▶ [Task inputs]:
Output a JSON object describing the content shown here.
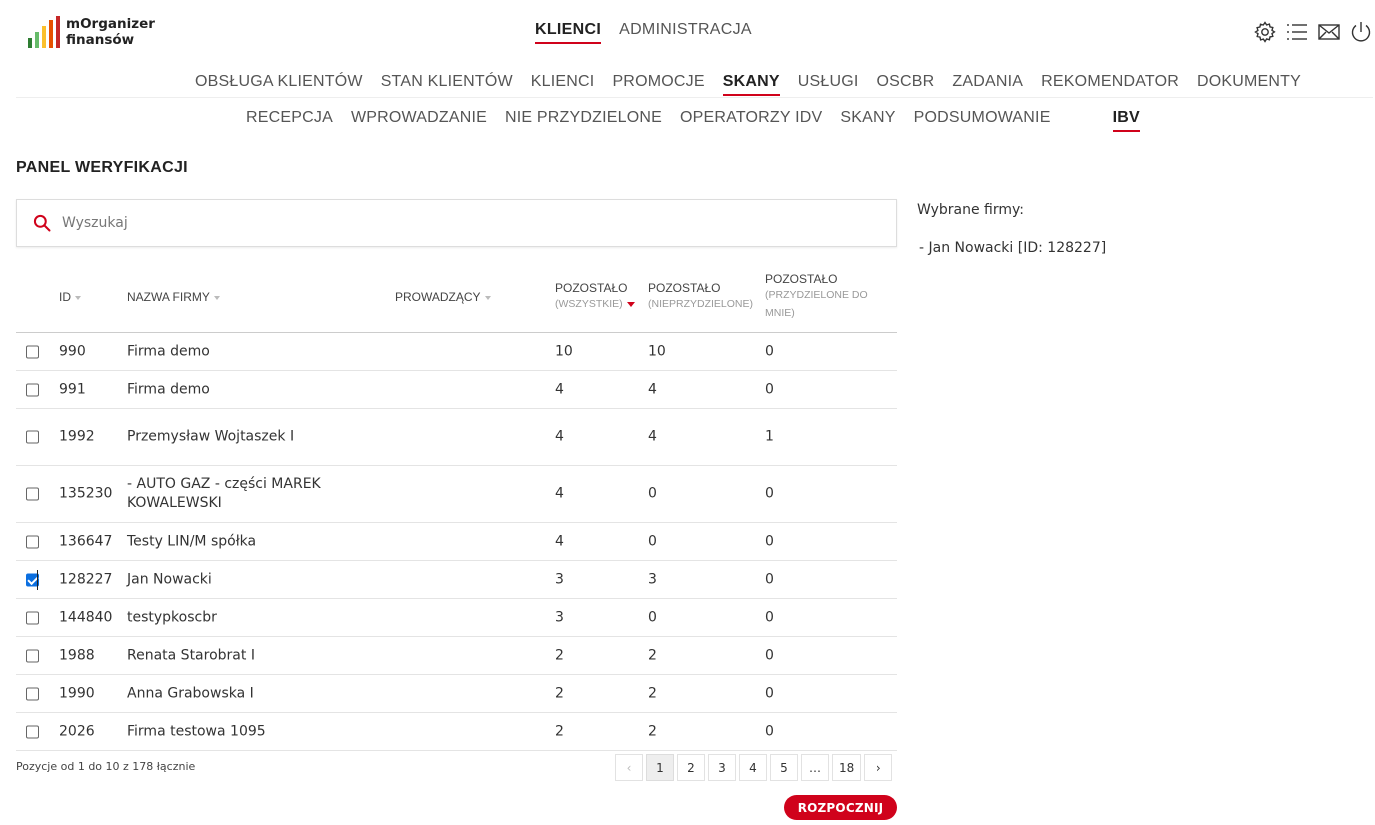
{
  "app": {
    "logo_line1": "mOrganizer",
    "logo_line2": "finansów",
    "logo_bar_colors": [
      "#2e7d32",
      "#66bb6a",
      "#fbc02d",
      "#e65100",
      "#c62828"
    ]
  },
  "topnav": [
    {
      "label": "KLIENCI",
      "active": true
    },
    {
      "label": "ADMINISTRACJA",
      "active": false
    }
  ],
  "header_icons": [
    "gear-icon",
    "menu-list-icon",
    "mail-icon",
    "power-icon"
  ],
  "nav2": [
    {
      "label": "OBSŁUGA KLIENTÓW",
      "active": false
    },
    {
      "label": "STAN KLIENTÓW",
      "active": false
    },
    {
      "label": "KLIENCI",
      "active": false
    },
    {
      "label": "PROMOCJE",
      "active": false
    },
    {
      "label": "SKANY",
      "active": true
    },
    {
      "label": "USŁUGI",
      "active": false
    },
    {
      "label": "OSCBR",
      "active": false
    },
    {
      "label": "ZADANIA",
      "active": false
    },
    {
      "label": "REKOMENDATOR",
      "active": false
    },
    {
      "label": "DOKUMENTY",
      "active": false
    }
  ],
  "nav3": [
    {
      "label": "RECEPCJA",
      "active": false
    },
    {
      "label": "WPROWADZANIE",
      "active": false
    },
    {
      "label": "NIE PRZYDZIELONE",
      "active": false
    },
    {
      "label": "OPERATORZY IDV",
      "active": false
    },
    {
      "label": "SKANY",
      "active": false
    },
    {
      "label": "PODSUMOWANIE",
      "active": false
    },
    {
      "label": "IBV",
      "active": true
    }
  ],
  "page_title": "PANEL WERYFIKACJI",
  "search": {
    "placeholder": "Wyszukaj",
    "value": ""
  },
  "table": {
    "columns": {
      "id": "ID",
      "name": "NAZWA FIRMY",
      "owner": "PROWADZĄCY",
      "all": "POZOSTAŁO",
      "all_sub": "(WSZYSTKIE)",
      "unassigned": "POZOSTAŁO",
      "unassigned_sub": "(NIEPRZYDZIELONE)",
      "mine": "POZOSTAŁO",
      "mine_sub": "(PRZYDZIELONE DO MNIE)"
    },
    "rows": [
      {
        "checked": false,
        "id": "990",
        "name": "Firma demo",
        "owner": "",
        "all": "10",
        "unassigned": "10",
        "mine": "0"
      },
      {
        "checked": false,
        "id": "991",
        "name": "Firma demo",
        "owner": "",
        "all": "4",
        "unassigned": "4",
        "mine": "0"
      },
      {
        "checked": false,
        "id": "1992",
        "name": "Przemysław Wojtaszek I",
        "owner": "",
        "all": "4",
        "unassigned": "4",
        "mine": "1"
      },
      {
        "checked": false,
        "id": "135230",
        "name": "- AUTO GAZ - części MAREK KOWALEWSKI",
        "owner": "",
        "all": "4",
        "unassigned": "0",
        "mine": "0"
      },
      {
        "checked": false,
        "id": "136647",
        "name": "Testy LIN/M spółka",
        "owner": "",
        "all": "4",
        "unassigned": "0",
        "mine": "0"
      },
      {
        "checked": true,
        "id": "128227",
        "name": "Jan Nowacki",
        "owner": "",
        "all": "3",
        "unassigned": "3",
        "mine": "0"
      },
      {
        "checked": false,
        "id": "144840",
        "name": "testypkoscbr",
        "owner": "",
        "all": "3",
        "unassigned": "0",
        "mine": "0"
      },
      {
        "checked": false,
        "id": "1988",
        "name": "Renata Starobrat I",
        "owner": "",
        "all": "2",
        "unassigned": "2",
        "mine": "0"
      },
      {
        "checked": false,
        "id": "1990",
        "name": "Anna Grabowska I",
        "owner": "",
        "all": "2",
        "unassigned": "2",
        "mine": "0"
      },
      {
        "checked": false,
        "id": "2026",
        "name": "Firma testowa 1095",
        "owner": "",
        "all": "2",
        "unassigned": "2",
        "mine": "0"
      }
    ]
  },
  "footer_info": "Pozycje od 1 do 10 z 178 łącznie",
  "pagination": {
    "prev": "‹",
    "pages": [
      "1",
      "2",
      "3",
      "4",
      "5",
      "…",
      "18"
    ],
    "current": "1",
    "next": "›"
  },
  "start_button": "ROZPOCZNIJ",
  "selected": {
    "title": "Wybrane firmy:",
    "items": [
      "- Jan Nowacki [ID: 128227]"
    ]
  },
  "colors": {
    "accent": "#d0021b",
    "checkbox": "#0b6fe0"
  }
}
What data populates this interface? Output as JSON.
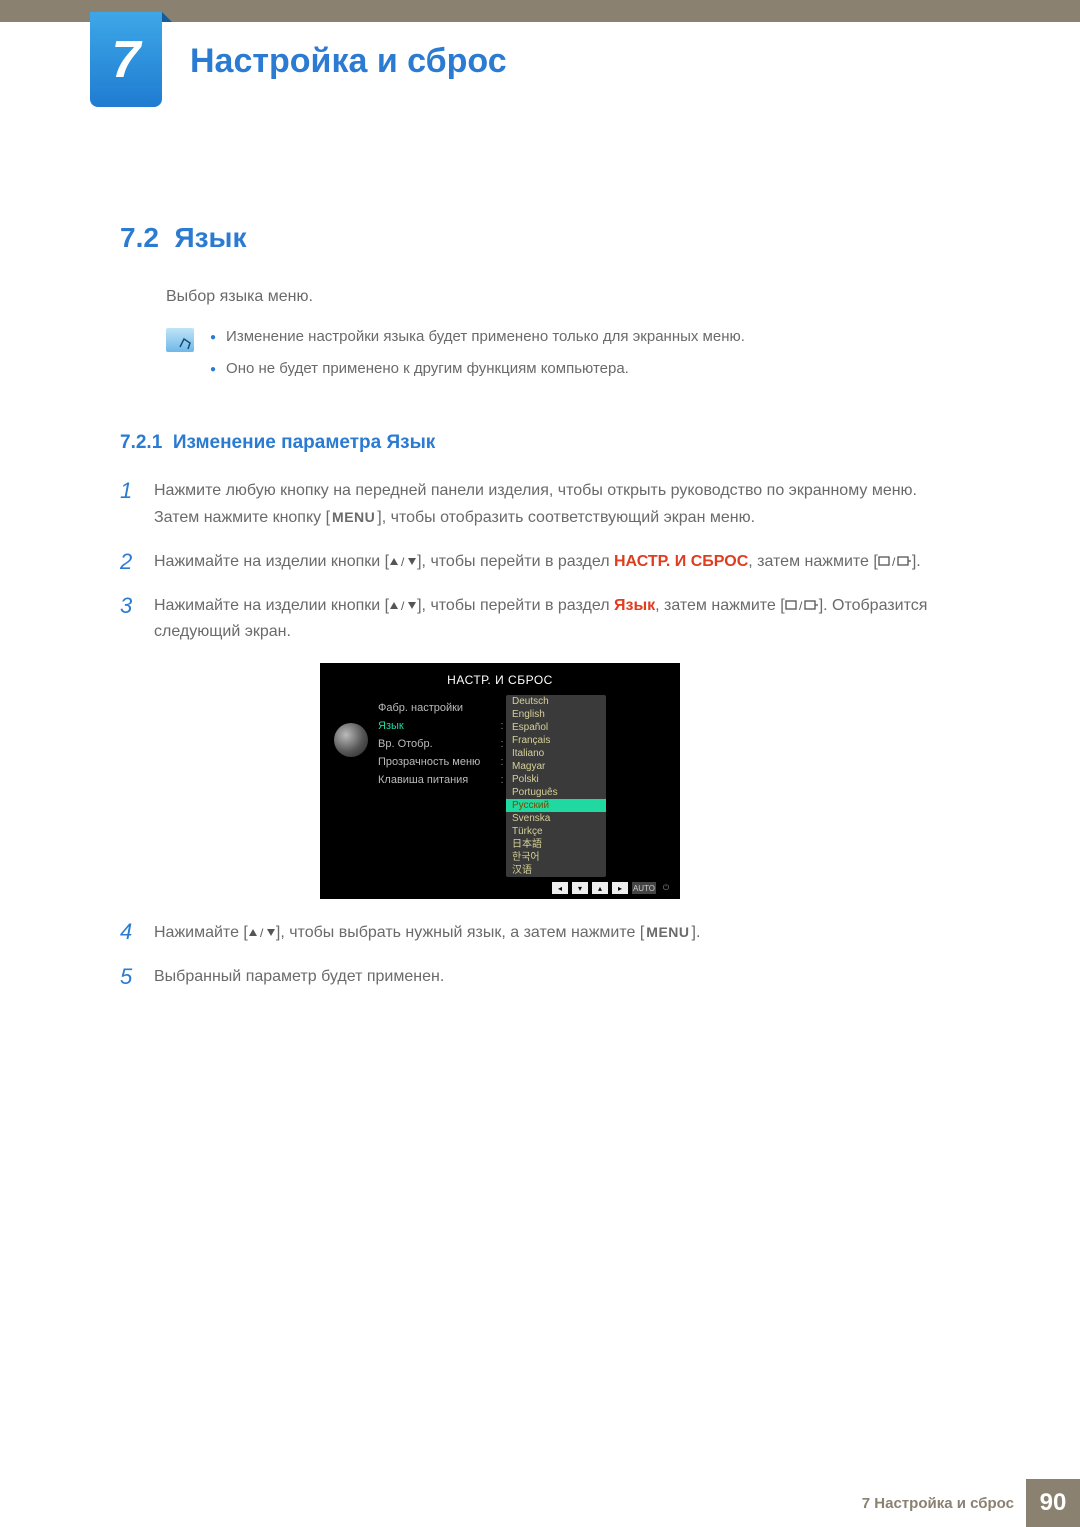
{
  "chapter": {
    "number": "7",
    "title": "Настройка и сброс"
  },
  "section": {
    "number": "7.2",
    "title": "Язык"
  },
  "intro": "Выбор языка меню.",
  "note": {
    "items": [
      "Изменение настройки языка будет применено только для экранных меню.",
      "Оно не будет применено к другим функциям компьютера."
    ]
  },
  "subsection": {
    "number": "7.2.1",
    "title": "Изменение параметра Язык"
  },
  "steps": {
    "s1": {
      "pre": "Нажмите любую кнопку на передней панели изделия, чтобы открыть руководство по экранному меню. Затем нажмите кнопку [",
      "menu": "MENU",
      "post": "], чтобы отобразить соответствующий экран меню."
    },
    "s2": {
      "pre": "Нажимайте на изделии кнопки [",
      "mid": "], чтобы перейти в раздел ",
      "target": "НАСТР. И СБРОС",
      "post1": ", затем нажмите [",
      "post2": "]."
    },
    "s3": {
      "pre": "Нажимайте на изделии кнопки [",
      "mid": "], чтобы перейти в раздел ",
      "target": "Язык",
      "post1": ", затем нажмите [",
      "post2": "]. Отобразится следующий экран."
    },
    "s4": {
      "pre": "Нажимайте [",
      "mid": "], чтобы выбрать нужный язык, а затем нажмите [",
      "menu": "MENU",
      "post": "]."
    },
    "s5": "Выбранный параметр будет применен."
  },
  "osd": {
    "title": "НАСТР. И СБРОС",
    "left_items": [
      "Фабр. настройки",
      "Язык",
      "Вр. Отобр.",
      "Прозрачность меню",
      "Клавиша питания"
    ],
    "selected_left_index": 1,
    "languages": [
      "Deutsch",
      "English",
      "Español",
      "Français",
      "Italiano",
      "Magyar",
      "Polski",
      "Português",
      "Русский",
      "Svenska",
      "Türkçe",
      "日本語",
      "한국어",
      "汉语"
    ],
    "selected_language_index": 8,
    "auto_label": "AUTO"
  },
  "footer": {
    "label": "7 Настройка и сброс",
    "page": "90"
  }
}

▶ [What the task asks]:
Extract only the lines from the line containing "What data populates" through the final line of the listing above, unchanged; pictures stay out of the copy.

▶ [Final result]:
What data populates this interface? Output as JSON.
{
  "chapter": {
    "number": "7",
    "title": "Настройка и сброс"
  },
  "section": {
    "number": "7.2",
    "title": "Язык"
  },
  "intro": "Выбор языка меню.",
  "note": {
    "items": [
      "Изменение настройки языка будет применено только для экранных меню.",
      "Оно не будет применено к другим функциям компьютера."
    ]
  },
  "subsection": {
    "number": "7.2.1",
    "title": "Изменение параметра Язык"
  },
  "steps": {
    "s1": {
      "pre": "Нажмите любую кнопку на передней панели изделия, чтобы открыть руководство по экранному меню. Затем нажмите кнопку [",
      "menu": "MENU",
      "post": "], чтобы отобразить соответствующий экран меню."
    },
    "s2": {
      "pre": "Нажимайте на изделии кнопки [",
      "mid": "], чтобы перейти в раздел ",
      "target": "НАСТР. И СБРОС",
      "post1": ", затем нажмите [",
      "post2": "]."
    },
    "s3": {
      "pre": "Нажимайте на изделии кнопки [",
      "mid": "], чтобы перейти в раздел ",
      "target": "Язык",
      "post1": ", затем нажмите [",
      "post2": "]. Отобразится следующий экран."
    },
    "s4": {
      "pre": "Нажимайте [",
      "mid": "], чтобы выбрать нужный язык, а затем нажмите [",
      "menu": "MENU",
      "post": "]."
    },
    "s5": "Выбранный параметр будет применен."
  },
  "osd": {
    "title": "НАСТР. И СБРОС",
    "left_items": [
      "Фабр. настройки",
      "Язык",
      "Вр. Отобр.",
      "Прозрачность меню",
      "Клавиша питания"
    ],
    "selected_left_index": 1,
    "languages": [
      "Deutsch",
      "English",
      "Español",
      "Français",
      "Italiano",
      "Magyar",
      "Polski",
      "Português",
      "Русский",
      "Svenska",
      "Türkçe",
      "日本語",
      "한국어",
      "汉语"
    ],
    "selected_language_index": 8,
    "auto_label": "AUTO"
  },
  "footer": {
    "label": "7 Настройка и сброс",
    "page": "90"
  }
}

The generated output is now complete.